Set task: Copy out every line exactly as given.

Material shown:
_ _ _ _ _

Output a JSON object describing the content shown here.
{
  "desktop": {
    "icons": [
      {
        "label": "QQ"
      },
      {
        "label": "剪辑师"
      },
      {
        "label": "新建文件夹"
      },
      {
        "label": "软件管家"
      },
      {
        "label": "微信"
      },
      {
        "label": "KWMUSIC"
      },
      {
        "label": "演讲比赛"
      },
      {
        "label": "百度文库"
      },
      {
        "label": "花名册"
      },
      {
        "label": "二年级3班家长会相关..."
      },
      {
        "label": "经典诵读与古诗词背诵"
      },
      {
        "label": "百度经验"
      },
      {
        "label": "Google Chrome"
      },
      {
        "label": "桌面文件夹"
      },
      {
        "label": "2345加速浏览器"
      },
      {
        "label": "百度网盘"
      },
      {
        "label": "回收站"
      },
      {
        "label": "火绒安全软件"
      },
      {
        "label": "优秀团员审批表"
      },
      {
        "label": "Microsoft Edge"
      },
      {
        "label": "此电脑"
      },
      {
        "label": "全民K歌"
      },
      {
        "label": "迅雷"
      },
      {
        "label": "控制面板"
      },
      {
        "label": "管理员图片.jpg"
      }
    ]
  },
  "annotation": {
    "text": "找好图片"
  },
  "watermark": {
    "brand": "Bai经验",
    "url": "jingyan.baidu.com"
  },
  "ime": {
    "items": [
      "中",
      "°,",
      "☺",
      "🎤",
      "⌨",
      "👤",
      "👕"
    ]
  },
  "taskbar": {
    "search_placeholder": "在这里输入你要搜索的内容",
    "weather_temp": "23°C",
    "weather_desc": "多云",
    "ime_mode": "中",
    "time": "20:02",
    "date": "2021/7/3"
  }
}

_ _ _ _ _

Answer below:
Output a JSON object describing the content shown here.
{
  "desktop": {
    "icons": [
      {
        "label": "QQ"
      },
      {
        "label": "剪辑师"
      },
      {
        "label": "新建文件夹"
      },
      {
        "label": "软件管家"
      },
      {
        "label": "微信"
      },
      {
        "label": "KWMUSIC"
      },
      {
        "label": "演讲比赛"
      },
      {
        "label": "百度文库"
      },
      {
        "label": "花名册"
      },
      {
        "label": "二年级3班家长会相关..."
      },
      {
        "label": "经典诵读与古诗词背诵"
      },
      {
        "label": "百度经验"
      },
      {
        "label": "Google Chrome"
      },
      {
        "label": "桌面文件夹"
      },
      {
        "label": "2345加速浏览器"
      },
      {
        "label": "百度网盘"
      },
      {
        "label": "回收站"
      },
      {
        "label": "火绒安全软件"
      },
      {
        "label": "优秀团员审批表"
      },
      {
        "label": "Microsoft Edge"
      },
      {
        "label": "此电脑"
      },
      {
        "label": "全民K歌"
      },
      {
        "label": "迅雷"
      },
      {
        "label": "控制面板"
      },
      {
        "label": "管理员图片.jpg"
      }
    ]
  },
  "annotation": {
    "text": "找好图片"
  },
  "watermark": {
    "brand": "Bai经验",
    "url": "jingyan.baidu.com"
  },
  "ime": {
    "items": [
      "中",
      "°,",
      "☺",
      "🎤",
      "⌨",
      "👤",
      "👕"
    ]
  },
  "taskbar": {
    "search_placeholder": "在这里输入你要搜索的内容",
    "weather_temp": "23°C",
    "weather_desc": "多云",
    "ime_mode": "中",
    "time": "20:02",
    "date": "2021/7/3"
  }
}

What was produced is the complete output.